Material shown.
┌──

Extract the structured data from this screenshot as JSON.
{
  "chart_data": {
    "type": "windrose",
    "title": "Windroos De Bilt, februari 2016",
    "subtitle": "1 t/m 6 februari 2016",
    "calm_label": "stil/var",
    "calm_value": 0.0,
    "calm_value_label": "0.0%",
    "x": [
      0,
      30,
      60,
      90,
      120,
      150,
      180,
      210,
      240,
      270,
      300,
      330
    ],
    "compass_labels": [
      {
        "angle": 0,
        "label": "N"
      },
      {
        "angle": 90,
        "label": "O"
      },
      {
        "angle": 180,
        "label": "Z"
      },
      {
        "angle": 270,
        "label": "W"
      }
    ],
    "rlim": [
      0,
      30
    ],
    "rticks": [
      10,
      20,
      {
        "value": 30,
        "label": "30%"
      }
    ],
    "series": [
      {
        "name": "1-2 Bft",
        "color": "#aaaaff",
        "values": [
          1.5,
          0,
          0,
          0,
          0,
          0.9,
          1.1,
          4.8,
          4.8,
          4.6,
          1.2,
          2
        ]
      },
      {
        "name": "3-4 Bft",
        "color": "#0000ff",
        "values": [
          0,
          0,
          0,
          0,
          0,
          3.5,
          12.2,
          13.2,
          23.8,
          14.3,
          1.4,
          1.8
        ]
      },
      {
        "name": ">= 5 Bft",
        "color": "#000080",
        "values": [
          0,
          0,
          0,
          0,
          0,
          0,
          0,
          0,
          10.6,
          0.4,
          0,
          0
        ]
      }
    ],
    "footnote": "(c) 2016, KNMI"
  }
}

└──

Directions for this task. Set down each entry again, unchanged.

Full response.
Extract the structured data from this screenshot as JSON.
{
  "chart_data": {
    "type": "windrose",
    "title": "Windroos De Bilt, februari 2016",
    "subtitle": "1 t/m 6 februari 2016",
    "calm_label": "stil/var",
    "calm_value": 0.0,
    "calm_value_label": "0.0%",
    "x": [
      0,
      30,
      60,
      90,
      120,
      150,
      180,
      210,
      240,
      270,
      300,
      330
    ],
    "compass_labels": [
      {
        "angle": 0,
        "label": "N"
      },
      {
        "angle": 90,
        "label": "O"
      },
      {
        "angle": 180,
        "label": "Z"
      },
      {
        "angle": 270,
        "label": "W"
      }
    ],
    "rlim": [
      0,
      30
    ],
    "rticks": [
      10,
      20,
      {
        "value": 30,
        "label": "30%"
      }
    ],
    "series": [
      {
        "name": "1-2 Bft",
        "color": "#aaaaff",
        "values": [
          1.5,
          0,
          0,
          0,
          0,
          0.9,
          1.1,
          4.8,
          4.8,
          4.6,
          1.2,
          2
        ]
      },
      {
        "name": "3-4 Bft",
        "color": "#0000ff",
        "values": [
          0,
          0,
          0,
          0,
          0,
          3.5,
          12.2,
          13.2,
          23.8,
          14.3,
          1.4,
          1.8
        ]
      },
      {
        "name": ">= 5 Bft",
        "color": "#000080",
        "values": [
          0,
          0,
          0,
          0,
          0,
          0,
          0,
          0,
          10.6,
          0.4,
          0,
          0
        ]
      }
    ],
    "footnote": "(c) 2016, KNMI"
  }
}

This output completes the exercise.